----- RECORDS FOR THE EXERCISE

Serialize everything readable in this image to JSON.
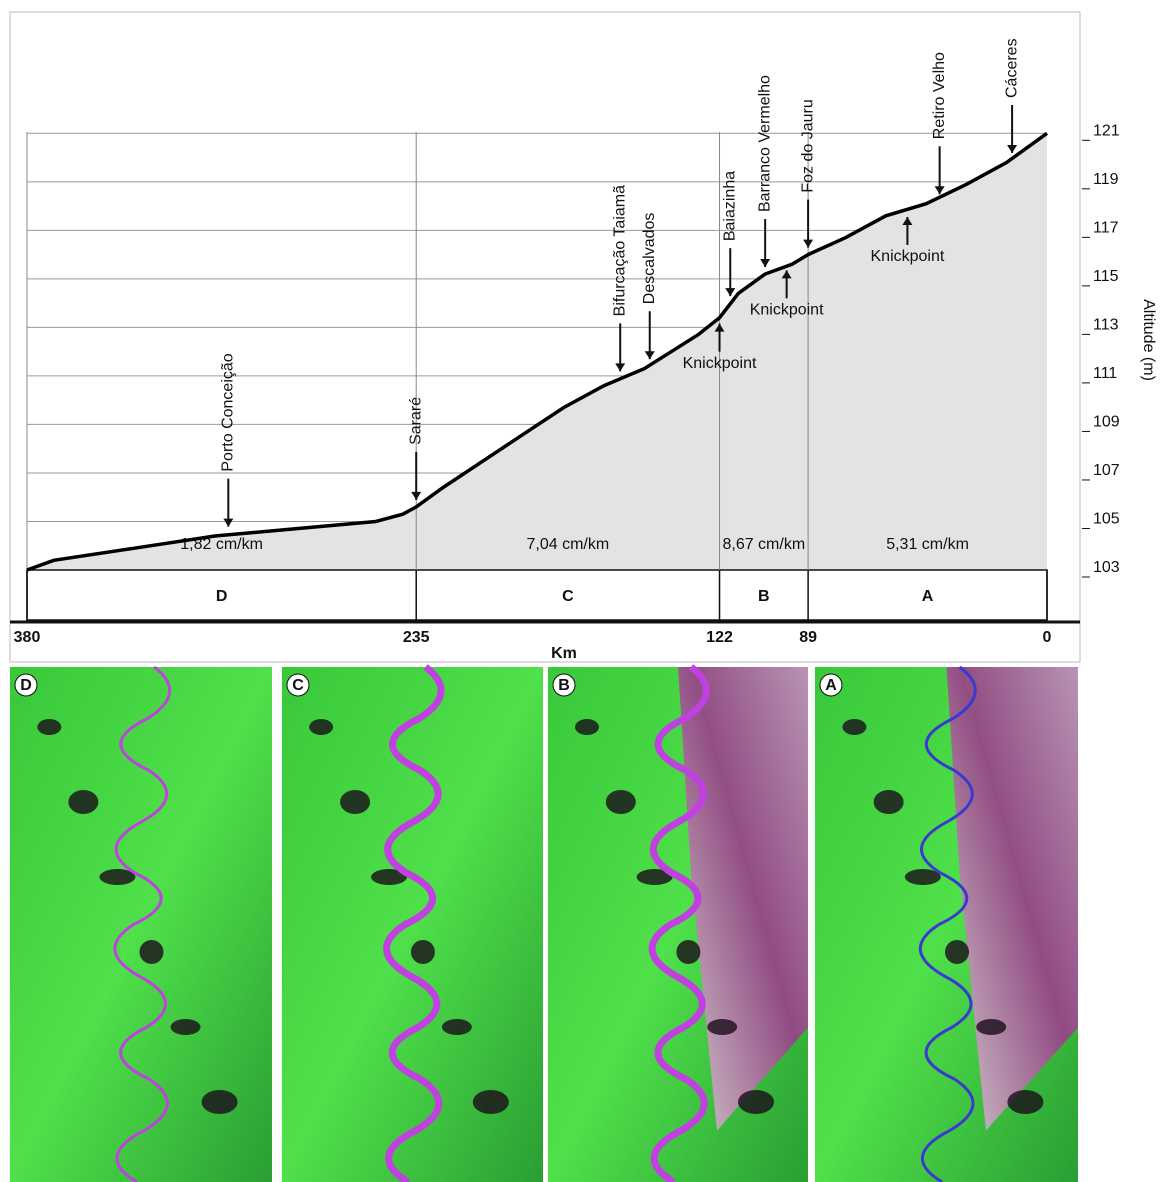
{
  "chart_data": {
    "type": "line",
    "x_label": "Km",
    "y_label": "Altitude (m)",
    "x": [
      380,
      370,
      340,
      310,
      280,
      250,
      240,
      235,
      225,
      210,
      195,
      180,
      165,
      150,
      140,
      130,
      122,
      115,
      105,
      95,
      89,
      75,
      60,
      45,
      30,
      15,
      0
    ],
    "values": [
      103,
      103.4,
      103.9,
      104.4,
      104.7,
      105.0,
      105.3,
      105.6,
      106.4,
      107.5,
      108.6,
      109.7,
      110.6,
      111.3,
      112.0,
      112.7,
      113.4,
      114.4,
      115.2,
      115.6,
      116.0,
      116.7,
      117.6,
      118.1,
      118.9,
      119.8,
      121
    ],
    "color": "#000000",
    "fill": "#e3e3e3",
    "xlim": [
      380,
      0
    ],
    "xticks": [
      380,
      235,
      122,
      89,
      0
    ],
    "ylim": [
      103,
      126
    ],
    "yticks": [
      103,
      105,
      107,
      109,
      111,
      113,
      115,
      117,
      119,
      121
    ],
    "grid": true,
    "annotations": [
      {
        "text": "Porto Conceição",
        "x": 305,
        "y": 104.5
      },
      {
        "text": "Sararé",
        "x": 235,
        "y": 105.6
      },
      {
        "text": "Bifurcação Taiamã",
        "x": 159,
        "y": 110.9
      },
      {
        "text": "Descalvados",
        "x": 148,
        "y": 111.4
      },
      {
        "text": "Baiazinha",
        "x": 118,
        "y": 114.0
      },
      {
        "text": "Barranco Vermelho",
        "x": 105,
        "y": 115.2
      },
      {
        "text": "Foz do Jauru",
        "x": 89,
        "y": 116.0
      },
      {
        "text": "Retiro Velho",
        "x": 40,
        "y": 118.2
      },
      {
        "text": "Cáceres",
        "x": 13,
        "y": 119.9
      }
    ],
    "knickpoints": [
      {
        "text": "Knickpoint",
        "x": 122,
        "y": 113.4
      },
      {
        "text": "Knickpoint",
        "x": 97,
        "y": 115.6
      },
      {
        "text": "Knickpoint",
        "x": 52,
        "y": 117.8
      }
    ],
    "segments": [
      {
        "name": "D",
        "gradient": "1,82 cm/km",
        "start": 380,
        "end": 235
      },
      {
        "name": "C",
        "gradient": "7,04 cm/km",
        "start": 235,
        "end": 122
      },
      {
        "name": "B",
        "gradient": "8,67 cm/km",
        "start": 122,
        "end": 89
      },
      {
        "name": "A",
        "gradient": "5,31 cm/km",
        "start": 89,
        "end": 0
      }
    ]
  },
  "image_panels": [
    "D",
    "C",
    "B",
    "A"
  ]
}
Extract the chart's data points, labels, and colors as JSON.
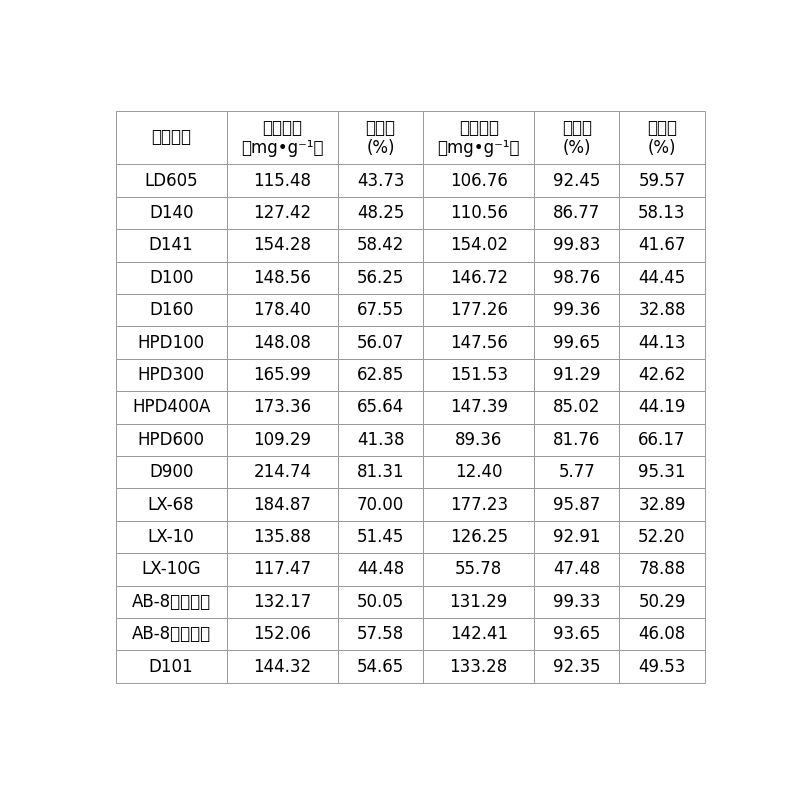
{
  "col_headers_line1": [
    "树脂型号",
    "比吸附量",
    "吸附率",
    "比解吸量",
    "解吸率",
    "损失率"
  ],
  "col_headers_line2": [
    "",
    "（mg•g⁻¹）",
    "(%)",
    "（mg•g⁻¹）",
    "(%)",
    "(%)"
  ],
  "rows": [
    [
      "LD605",
      "115.48",
      "43.73",
      "106.76",
      "92.45",
      "59.57"
    ],
    [
      "D140",
      "127.42",
      "48.25",
      "110.56",
      "86.77",
      "58.13"
    ],
    [
      "D141",
      "154.28",
      "58.42",
      "154.02",
      "99.83",
      "41.67"
    ],
    [
      "D100",
      "148.56",
      "56.25",
      "146.72",
      "98.76",
      "44.45"
    ],
    [
      "D160",
      "178.40",
      "67.55",
      "177.26",
      "99.36",
      "32.88"
    ],
    [
      "HPD100",
      "148.08",
      "56.07",
      "147.56",
      "99.65",
      "44.13"
    ],
    [
      "HPD300",
      "165.99",
      "62.85",
      "151.53",
      "91.29",
      "42.62"
    ],
    [
      "HPD400A",
      "173.36",
      "65.64",
      "147.39",
      "85.02",
      "44.19"
    ],
    [
      "HPD600",
      "109.29",
      "41.38",
      "89.36",
      "81.76",
      "66.17"
    ],
    [
      "D900",
      "214.74",
      "81.31",
      "12.40",
      "5.77",
      "95.31"
    ],
    [
      "LX-68",
      "184.87",
      "70.00",
      "177.23",
      "95.87",
      "32.89"
    ],
    [
      "LX-10",
      "135.88",
      "51.45",
      "126.25",
      "92.91",
      "52.20"
    ],
    [
      "LX-10G",
      "117.47",
      "44.48",
      "55.78",
      "47.48",
      "78.88"
    ],
    [
      "AB-8（西安）",
      "132.17",
      "50.05",
      "131.29",
      "99.33",
      "50.29"
    ],
    [
      "AB-8（天津）",
      "152.06",
      "57.58",
      "142.41",
      "93.65",
      "46.08"
    ],
    [
      "D101",
      "144.32",
      "54.65",
      "133.28",
      "92.35",
      "49.53"
    ]
  ],
  "col_widths_ratio": [
    1.7,
    1.7,
    1.3,
    1.7,
    1.3,
    1.3
  ],
  "background_color": "#ffffff",
  "border_color": "#999999",
  "text_color": "#000000",
  "font_size": 12,
  "header_font_size": 12
}
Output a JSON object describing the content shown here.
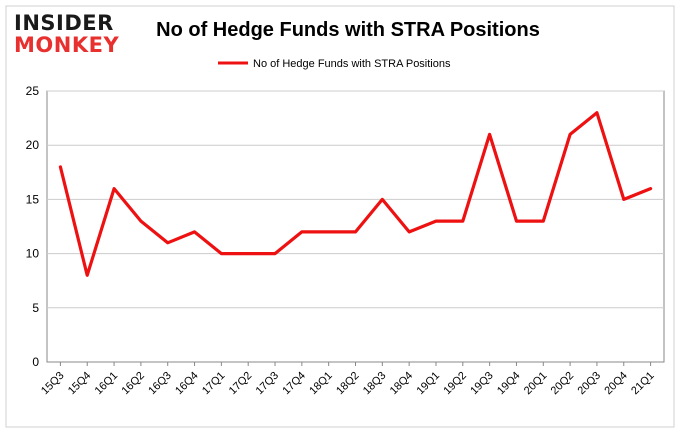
{
  "logo": {
    "line1": "INSIDER",
    "line2": "MONKEY",
    "color_line1": "#1a1a1a",
    "color_line2": "#e8312f"
  },
  "chart_data": {
    "type": "line",
    "title": "No of Hedge Funds with STRA Positions",
    "xlabel": "",
    "ylabel": "",
    "ylim": [
      0,
      25
    ],
    "yticks": [
      0,
      5,
      10,
      15,
      20,
      25
    ],
    "grid": true,
    "legend_position": "top-center",
    "categories": [
      "15Q3",
      "15Q4",
      "16Q1",
      "16Q2",
      "16Q3",
      "16Q4",
      "17Q1",
      "17Q2",
      "17Q3",
      "17Q4",
      "18Q1",
      "18Q2",
      "18Q3",
      "18Q4",
      "19Q1",
      "19Q2",
      "19Q3",
      "19Q4",
      "20Q1",
      "20Q2",
      "20Q3",
      "20Q4",
      "21Q1"
    ],
    "series": [
      {
        "name": "No of Hedge Funds with STRA Positions",
        "color": "#ee1111",
        "values": [
          18,
          8,
          16,
          13,
          11,
          12,
          10,
          10,
          10,
          12,
          12,
          12,
          15,
          12,
          13,
          13,
          21,
          13,
          13,
          21,
          23,
          15,
          16
        ]
      }
    ]
  }
}
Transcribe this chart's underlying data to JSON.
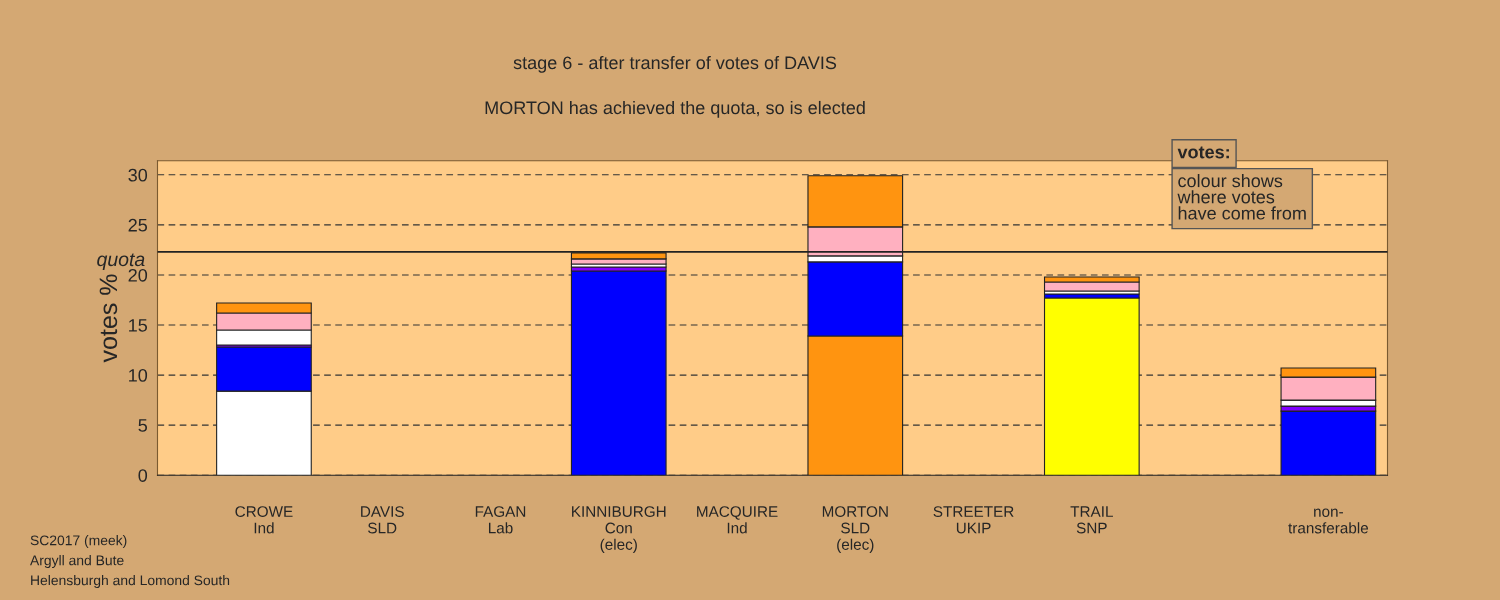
{
  "chart_data": {
    "type": "bar",
    "stacked": true,
    "title": "stage 6 - after transfer of votes of DAVIS",
    "subtitle": "MORTON has achieved the quota, so is elected",
    "ylabel": "votes %",
    "categories": [
      "CROWE\nInd",
      "DAVIS\nSLD",
      "FAGAN\nLab",
      "KINNIBURGH\nCon\n(elec)",
      "MACQUIRE\nInd",
      "MORTON\nSLD\n(elec)",
      "STREETER\nUKIP",
      "TRAIL\nSNP",
      null,
      "non-\ntransferable"
    ],
    "series": [
      {
        "colors": [
          "#ffffff",
          "#ffffff",
          "#ffffff",
          "#0000ff",
          "#ffffff",
          "#ff9410",
          "#ffffff",
          "#ffff00",
          "#ffffff",
          "#ffffff"
        ],
        "values": [
          8.4,
          0,
          0,
          20.4,
          0,
          13.9,
          0,
          17.7,
          null,
          0
        ]
      },
      {
        "color": "#0000ff",
        "values": [
          4.4,
          0,
          0,
          0,
          0,
          7.4,
          0,
          0.4,
          null,
          6.4
        ]
      },
      {
        "color": "#8000ff",
        "values": [
          0.2,
          0,
          0,
          0.4,
          0,
          0,
          0,
          0,
          null,
          0.5
        ]
      },
      {
        "color": "#ffffff",
        "values": [
          1.5,
          0,
          0,
          0.3,
          0,
          0.6,
          0,
          0.3,
          null,
          0.6
        ]
      },
      {
        "color": "#ffb0c0",
        "values": [
          1.7,
          0,
          0,
          0.5,
          0,
          2.9,
          0,
          0.9,
          null,
          2.3
        ]
      },
      {
        "color": "#ff9410",
        "values": [
          1.0,
          0,
          0,
          0.6,
          0,
          5.1,
          0,
          0.5,
          null,
          0.9
        ]
      }
    ],
    "ylim": [
      0,
      31.4
    ],
    "yticks": [
      0,
      5,
      10,
      15,
      20,
      25,
      30
    ],
    "grid": "y",
    "ref_lines": [
      {
        "axis": "y",
        "value": 22.3,
        "label": "quota"
      }
    ],
    "annotations": [
      "votes:",
      "colour shows\nwhere votes\nhave come from",
      "SC2017 (meek)\nArgyll and Bute\nHelensburgh and Lomond South"
    ]
  }
}
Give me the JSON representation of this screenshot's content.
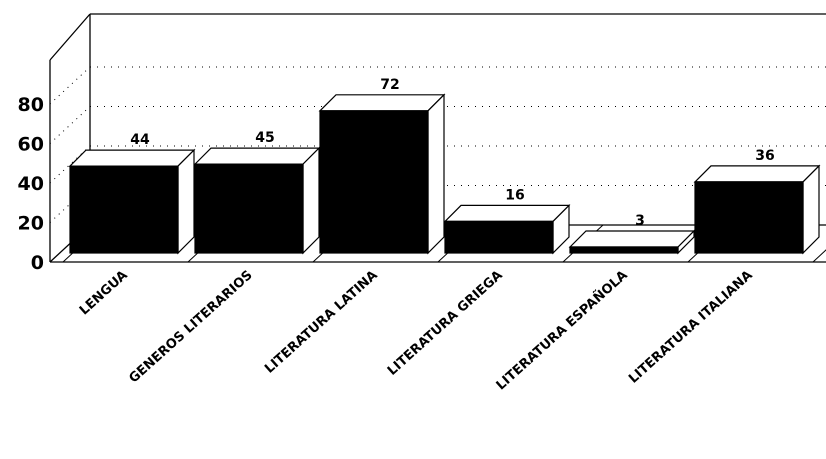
{
  "chart_data": {
    "type": "bar",
    "style": "3d",
    "categories": [
      "LENGUA",
      "GENEROS LITERARIOS",
      "LITERATURA LATINA",
      "LITERATURA GRIEGA",
      "LITERATURA ESPAÑOLA",
      "LITERATURA ITALIANA"
    ],
    "values": [
      44,
      45,
      72,
      16,
      3,
      36
    ],
    "data_labels": [
      "44",
      "45",
      "72",
      "16",
      "3",
      "36"
    ],
    "y_ticks": [
      "0",
      "20",
      "40",
      "60",
      "80"
    ],
    "ylim": [
      0,
      80
    ],
    "grid": "dotted horizontal",
    "legend": "none",
    "colors": {
      "bar_front": "#000000",
      "bar_side": "#ffffff",
      "outline": "#000000",
      "background": "#ffffff"
    }
  }
}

----------

> GOAL: Your answer should be a single number: how many lines in the data above include "name"?

> TASK SOLUTION: 5